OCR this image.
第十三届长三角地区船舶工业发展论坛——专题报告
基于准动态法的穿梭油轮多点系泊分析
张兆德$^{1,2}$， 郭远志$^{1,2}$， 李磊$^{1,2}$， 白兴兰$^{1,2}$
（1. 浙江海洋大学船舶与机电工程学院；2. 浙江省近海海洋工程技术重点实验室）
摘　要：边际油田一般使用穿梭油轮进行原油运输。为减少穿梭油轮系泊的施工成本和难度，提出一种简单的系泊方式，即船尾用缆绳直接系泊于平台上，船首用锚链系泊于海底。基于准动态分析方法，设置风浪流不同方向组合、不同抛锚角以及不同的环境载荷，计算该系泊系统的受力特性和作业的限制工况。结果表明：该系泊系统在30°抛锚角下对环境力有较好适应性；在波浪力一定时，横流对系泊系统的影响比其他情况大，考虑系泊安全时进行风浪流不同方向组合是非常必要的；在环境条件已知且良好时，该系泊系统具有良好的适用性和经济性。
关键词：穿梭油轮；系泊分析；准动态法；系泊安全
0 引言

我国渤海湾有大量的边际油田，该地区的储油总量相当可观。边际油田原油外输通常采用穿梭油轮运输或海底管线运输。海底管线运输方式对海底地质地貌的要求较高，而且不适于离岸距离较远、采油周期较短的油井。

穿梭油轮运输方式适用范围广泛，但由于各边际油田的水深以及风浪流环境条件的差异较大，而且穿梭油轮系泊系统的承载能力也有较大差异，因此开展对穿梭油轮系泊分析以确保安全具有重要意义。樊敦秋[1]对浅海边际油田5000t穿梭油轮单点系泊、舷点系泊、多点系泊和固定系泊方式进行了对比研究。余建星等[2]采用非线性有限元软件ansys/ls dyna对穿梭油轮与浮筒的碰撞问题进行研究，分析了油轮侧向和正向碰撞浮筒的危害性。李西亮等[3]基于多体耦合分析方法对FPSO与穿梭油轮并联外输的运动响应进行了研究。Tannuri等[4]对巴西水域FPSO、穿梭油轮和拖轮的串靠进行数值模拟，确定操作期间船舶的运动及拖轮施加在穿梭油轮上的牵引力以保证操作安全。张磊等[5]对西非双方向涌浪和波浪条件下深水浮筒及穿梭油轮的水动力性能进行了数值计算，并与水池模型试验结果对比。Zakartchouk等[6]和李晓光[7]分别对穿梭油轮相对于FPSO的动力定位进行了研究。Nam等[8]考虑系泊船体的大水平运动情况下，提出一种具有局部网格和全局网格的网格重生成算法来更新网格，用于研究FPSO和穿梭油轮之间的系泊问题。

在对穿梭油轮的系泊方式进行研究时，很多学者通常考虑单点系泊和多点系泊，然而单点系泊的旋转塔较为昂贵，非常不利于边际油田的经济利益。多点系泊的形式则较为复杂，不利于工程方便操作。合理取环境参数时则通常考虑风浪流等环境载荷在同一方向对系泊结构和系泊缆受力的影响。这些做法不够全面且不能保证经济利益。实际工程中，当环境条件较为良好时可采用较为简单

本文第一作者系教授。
++++++++++++++++++++
- _GOAL OF THE EXERCISE_
Every record shown above must be echoed exactly.

- _THE COMPLETED TASK_
OCR this image.
第十三届长三角地区船舶工业发展论坛——专题报告
基于准动态法的穿梭油轮多点系泊分析
张兆德$^{1,2}$， 郭远志$^{1,2}$， 李磊$^{1,2}$， 白兴兰$^{1,2}$
（1. 浙江海洋大学船舶与机电工程学院；2. 浙江省近海海洋工程技术重点实验室）
摘　要：边际油田一般使用穿梭油轮进行原油运输。为减少穿梭油轮系泊的施工成本和难度，提出一种简单的系泊方式，即船尾用缆绳直接系泊于平台上，船首用锚链系泊于海底。基于准动态分析方法，设置风浪流不同方向组合、不同抛锚角以及不同的环境载荷，计算该系泊系统的受力特性和作业的限制工况。结果表明：该系泊系统在30°抛锚角下对环境力有较好适应性；在波浪力一定时，横流对系泊系统的影响比其他情况大，考虑系泊安全时进行风浪流不同方向组合是非常必要的；在环境条件已知且良好时，该系泊系统具有良好的适用性和经济性。
关键词：穿梭油轮；系泊分析；准动态法；系泊安全
0 引言

我国渤海湾有大量的边际油田，该地区的储油总量相当可观。边际油田原油外输通常采用穿梭油轮运输或海底管线运输。海底管线运输方式对海底地质地貌的要求较高，而且不适于离岸距离较远、采油周期较短的油井。

穿梭油轮运输方式适用范围广泛，但由于各边际油田的水深以及风浪流环境条件的差异较大，而且穿梭油轮系泊系统的承载能力也有较大差异，因此开展对穿梭油轮系泊分析以确保安全具有重要意义。樊敦秋[1]对浅海边际油田5000t穿梭油轮单点系泊、舷点系泊、多点系泊和固定系泊方式进行了对比研究。余建星等[2]采用非线性有限元软件ansys/ls dyna对穿梭油轮与浮筒的碰撞问题进行研究，分析了油轮侧向和正向碰撞浮筒的危害性。李西亮等[3]基于多体耦合分析方法对FPSO与穿梭油轮并联外输的运动响应进行了研究。Tannuri等[4]对巴西水域FPSO、穿梭油轮和拖轮的串靠进行数值模拟，确定操作期间船舶的运动及拖轮施加在穿梭油轮上的牵引力以保证操作安全。张磊等[5]对西非双方向涌浪和波浪条件下深水浮筒及穿梭油轮的水动力性能进行了数值计算，并与水池模型试验结果对比。Zakartchouk等[6]和李晓光[7]分别对穿梭油轮相对于FPSO的动力定位进行了研究。Nam等[8]考虑系泊船体的大水平运动情况下，提出一种具有局部网格和全局网格的网格重生成算法来更新网格，用于研究FPSO和穿梭油轮之间的系泊问题。

在对穿梭油轮的系泊方式进行研究时，很多学者通常考虑单点系泊和多点系泊，然而单点系泊的旋转塔较为昂贵，非常不利于边际油田的经济利益。多点系泊的形式则较为复杂，不利于工程方便操作。合理取环境参数时则通常考虑风浪流等环境载荷在同一方向对系泊结构和系泊缆受力的影响。这些做法不够全面且不能保证经济利益。实际工程中，当环境条件较为良好时可采用较为简单

本文第一作者系教授。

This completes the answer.